Extract every line that contains the string "Cypermethrin".

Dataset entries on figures
<<<<
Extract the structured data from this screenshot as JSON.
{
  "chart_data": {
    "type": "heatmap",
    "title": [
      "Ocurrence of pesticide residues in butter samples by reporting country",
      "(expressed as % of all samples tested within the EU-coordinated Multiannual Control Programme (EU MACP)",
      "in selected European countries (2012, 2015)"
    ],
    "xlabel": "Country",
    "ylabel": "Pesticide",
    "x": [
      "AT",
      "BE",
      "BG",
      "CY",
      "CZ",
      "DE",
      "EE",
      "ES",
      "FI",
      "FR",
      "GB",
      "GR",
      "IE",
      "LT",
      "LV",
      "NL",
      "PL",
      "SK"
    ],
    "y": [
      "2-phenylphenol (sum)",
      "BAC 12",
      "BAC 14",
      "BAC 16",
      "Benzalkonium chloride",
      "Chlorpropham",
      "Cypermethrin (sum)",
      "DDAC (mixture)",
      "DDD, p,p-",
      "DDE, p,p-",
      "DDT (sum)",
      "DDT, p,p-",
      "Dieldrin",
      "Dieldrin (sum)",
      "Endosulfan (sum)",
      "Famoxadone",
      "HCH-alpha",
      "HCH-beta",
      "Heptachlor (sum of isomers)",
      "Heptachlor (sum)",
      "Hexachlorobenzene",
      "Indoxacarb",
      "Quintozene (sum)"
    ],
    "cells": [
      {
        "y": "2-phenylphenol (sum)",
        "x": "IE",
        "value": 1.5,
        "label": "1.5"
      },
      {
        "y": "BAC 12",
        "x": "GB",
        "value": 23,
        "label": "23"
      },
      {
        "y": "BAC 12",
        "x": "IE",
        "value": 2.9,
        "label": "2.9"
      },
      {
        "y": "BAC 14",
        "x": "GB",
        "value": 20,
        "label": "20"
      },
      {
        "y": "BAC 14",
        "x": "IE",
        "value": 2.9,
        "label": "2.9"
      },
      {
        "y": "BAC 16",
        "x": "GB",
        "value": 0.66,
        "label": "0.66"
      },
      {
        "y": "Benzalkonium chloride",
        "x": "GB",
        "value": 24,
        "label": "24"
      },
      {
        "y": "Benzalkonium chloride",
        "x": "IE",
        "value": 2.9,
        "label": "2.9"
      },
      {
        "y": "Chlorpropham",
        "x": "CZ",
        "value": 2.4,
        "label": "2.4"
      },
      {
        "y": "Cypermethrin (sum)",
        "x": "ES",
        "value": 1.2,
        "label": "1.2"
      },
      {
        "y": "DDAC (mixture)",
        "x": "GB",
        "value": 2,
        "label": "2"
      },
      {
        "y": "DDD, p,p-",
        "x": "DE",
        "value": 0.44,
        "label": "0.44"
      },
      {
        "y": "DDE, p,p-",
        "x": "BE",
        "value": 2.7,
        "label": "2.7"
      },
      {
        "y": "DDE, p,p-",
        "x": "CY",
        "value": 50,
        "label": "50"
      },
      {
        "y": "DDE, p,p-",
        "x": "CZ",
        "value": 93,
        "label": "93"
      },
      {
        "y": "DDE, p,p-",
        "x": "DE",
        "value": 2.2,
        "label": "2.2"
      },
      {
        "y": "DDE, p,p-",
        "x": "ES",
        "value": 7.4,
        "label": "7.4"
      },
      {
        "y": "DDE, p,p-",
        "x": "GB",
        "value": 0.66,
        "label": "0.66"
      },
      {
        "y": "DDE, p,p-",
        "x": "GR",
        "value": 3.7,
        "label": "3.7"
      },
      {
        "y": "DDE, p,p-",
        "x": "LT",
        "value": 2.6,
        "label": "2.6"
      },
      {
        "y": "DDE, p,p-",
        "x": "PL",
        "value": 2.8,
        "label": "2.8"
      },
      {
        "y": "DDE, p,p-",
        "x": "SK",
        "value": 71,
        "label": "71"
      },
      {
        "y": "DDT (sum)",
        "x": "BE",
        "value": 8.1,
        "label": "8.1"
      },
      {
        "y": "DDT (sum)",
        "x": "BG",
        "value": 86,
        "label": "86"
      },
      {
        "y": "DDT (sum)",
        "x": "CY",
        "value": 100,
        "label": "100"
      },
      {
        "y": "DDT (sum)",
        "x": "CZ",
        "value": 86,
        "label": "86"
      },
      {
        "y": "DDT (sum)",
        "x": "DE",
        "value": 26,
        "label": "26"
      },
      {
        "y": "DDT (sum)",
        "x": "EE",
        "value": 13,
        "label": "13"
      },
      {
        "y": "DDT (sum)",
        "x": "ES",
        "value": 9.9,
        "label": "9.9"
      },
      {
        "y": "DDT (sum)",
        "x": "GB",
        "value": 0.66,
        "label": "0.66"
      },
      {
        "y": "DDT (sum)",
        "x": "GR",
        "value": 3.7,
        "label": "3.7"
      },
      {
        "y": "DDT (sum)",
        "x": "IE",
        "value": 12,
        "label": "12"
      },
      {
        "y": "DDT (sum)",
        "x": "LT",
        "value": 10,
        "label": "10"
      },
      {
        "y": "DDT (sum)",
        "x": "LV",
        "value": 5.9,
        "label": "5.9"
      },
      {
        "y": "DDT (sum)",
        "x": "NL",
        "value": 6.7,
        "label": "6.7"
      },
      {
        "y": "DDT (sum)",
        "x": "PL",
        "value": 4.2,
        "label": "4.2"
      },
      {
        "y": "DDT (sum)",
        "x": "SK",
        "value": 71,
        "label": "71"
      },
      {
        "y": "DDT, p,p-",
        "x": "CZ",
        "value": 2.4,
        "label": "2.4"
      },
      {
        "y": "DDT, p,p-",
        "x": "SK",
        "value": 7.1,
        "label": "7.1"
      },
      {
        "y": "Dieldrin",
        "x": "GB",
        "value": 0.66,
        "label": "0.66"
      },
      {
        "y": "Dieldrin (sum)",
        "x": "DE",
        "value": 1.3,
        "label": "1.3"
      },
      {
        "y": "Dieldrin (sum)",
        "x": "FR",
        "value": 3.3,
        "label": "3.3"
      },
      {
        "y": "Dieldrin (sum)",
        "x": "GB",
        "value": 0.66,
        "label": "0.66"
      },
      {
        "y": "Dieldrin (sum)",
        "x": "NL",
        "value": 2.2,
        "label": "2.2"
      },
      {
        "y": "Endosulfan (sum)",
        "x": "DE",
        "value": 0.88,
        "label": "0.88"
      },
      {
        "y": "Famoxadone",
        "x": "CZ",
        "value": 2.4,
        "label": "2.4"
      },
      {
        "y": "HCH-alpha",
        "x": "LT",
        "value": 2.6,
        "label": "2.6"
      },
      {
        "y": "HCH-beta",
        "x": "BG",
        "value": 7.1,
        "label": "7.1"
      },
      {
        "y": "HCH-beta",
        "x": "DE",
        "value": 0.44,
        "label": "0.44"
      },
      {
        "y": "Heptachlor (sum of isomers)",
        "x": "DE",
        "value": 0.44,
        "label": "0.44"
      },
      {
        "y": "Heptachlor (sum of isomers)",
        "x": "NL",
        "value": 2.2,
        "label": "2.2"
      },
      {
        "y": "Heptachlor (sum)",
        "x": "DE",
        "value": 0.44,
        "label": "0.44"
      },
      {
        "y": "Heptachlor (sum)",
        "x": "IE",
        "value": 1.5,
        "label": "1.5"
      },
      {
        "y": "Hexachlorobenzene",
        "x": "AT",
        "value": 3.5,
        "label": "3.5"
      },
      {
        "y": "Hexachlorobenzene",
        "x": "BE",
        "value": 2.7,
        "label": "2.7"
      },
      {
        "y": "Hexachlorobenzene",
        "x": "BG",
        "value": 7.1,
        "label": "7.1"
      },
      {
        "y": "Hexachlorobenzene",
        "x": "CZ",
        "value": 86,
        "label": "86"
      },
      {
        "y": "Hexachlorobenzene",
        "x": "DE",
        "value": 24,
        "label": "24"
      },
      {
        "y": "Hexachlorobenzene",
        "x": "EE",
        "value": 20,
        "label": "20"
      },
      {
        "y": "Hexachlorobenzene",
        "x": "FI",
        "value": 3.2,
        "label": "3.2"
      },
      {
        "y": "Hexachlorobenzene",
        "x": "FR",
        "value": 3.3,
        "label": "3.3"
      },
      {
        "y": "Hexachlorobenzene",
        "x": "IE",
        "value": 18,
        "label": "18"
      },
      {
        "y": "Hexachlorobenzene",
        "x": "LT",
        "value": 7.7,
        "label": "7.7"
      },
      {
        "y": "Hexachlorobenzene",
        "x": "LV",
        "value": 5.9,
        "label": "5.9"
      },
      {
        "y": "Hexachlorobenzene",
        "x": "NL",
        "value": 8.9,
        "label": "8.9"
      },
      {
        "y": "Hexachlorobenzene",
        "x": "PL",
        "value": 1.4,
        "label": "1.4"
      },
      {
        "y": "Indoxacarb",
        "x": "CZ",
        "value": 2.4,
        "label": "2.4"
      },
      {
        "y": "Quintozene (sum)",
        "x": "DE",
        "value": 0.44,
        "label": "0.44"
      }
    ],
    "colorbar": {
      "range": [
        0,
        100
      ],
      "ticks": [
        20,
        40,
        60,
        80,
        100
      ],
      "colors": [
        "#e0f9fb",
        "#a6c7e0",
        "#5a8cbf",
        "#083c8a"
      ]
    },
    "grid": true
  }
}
>>>>
ANSWER FOR THE TASK:
      "Cypermethrin (sum)",
        "y": "Cypermethrin (sum)",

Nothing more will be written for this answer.